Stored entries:
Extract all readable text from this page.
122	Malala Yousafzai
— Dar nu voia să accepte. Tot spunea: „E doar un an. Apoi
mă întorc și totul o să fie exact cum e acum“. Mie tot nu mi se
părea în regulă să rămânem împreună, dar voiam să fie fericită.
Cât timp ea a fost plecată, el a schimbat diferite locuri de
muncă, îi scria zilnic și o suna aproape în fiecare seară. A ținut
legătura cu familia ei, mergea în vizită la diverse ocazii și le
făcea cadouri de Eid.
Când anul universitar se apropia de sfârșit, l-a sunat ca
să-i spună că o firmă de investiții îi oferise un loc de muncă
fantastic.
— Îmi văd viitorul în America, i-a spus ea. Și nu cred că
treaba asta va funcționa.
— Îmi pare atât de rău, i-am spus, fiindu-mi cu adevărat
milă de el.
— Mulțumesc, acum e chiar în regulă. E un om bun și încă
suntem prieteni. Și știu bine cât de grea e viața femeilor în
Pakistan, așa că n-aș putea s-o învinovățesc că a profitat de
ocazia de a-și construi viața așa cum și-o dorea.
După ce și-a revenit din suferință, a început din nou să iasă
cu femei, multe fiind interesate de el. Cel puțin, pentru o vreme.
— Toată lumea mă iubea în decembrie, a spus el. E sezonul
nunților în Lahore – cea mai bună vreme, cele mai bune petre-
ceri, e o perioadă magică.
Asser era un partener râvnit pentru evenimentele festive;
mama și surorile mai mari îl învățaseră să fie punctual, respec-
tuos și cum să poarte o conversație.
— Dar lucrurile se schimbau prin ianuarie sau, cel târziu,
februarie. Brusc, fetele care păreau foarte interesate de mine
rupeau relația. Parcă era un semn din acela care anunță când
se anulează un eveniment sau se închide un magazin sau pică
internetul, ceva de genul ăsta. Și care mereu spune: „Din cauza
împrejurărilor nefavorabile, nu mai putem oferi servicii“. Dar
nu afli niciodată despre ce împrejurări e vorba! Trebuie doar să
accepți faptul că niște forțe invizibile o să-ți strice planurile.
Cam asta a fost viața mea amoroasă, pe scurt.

**TASK**
Read the lines above. Gather those in which the string "doar" is found.

**SOLUTION BELOW**
— Dar nu voia să accepte. Tot spunea: „E doar un an. Apoi
nu afli niciodată despre ce împrejurări e vorba! Trebuie doar să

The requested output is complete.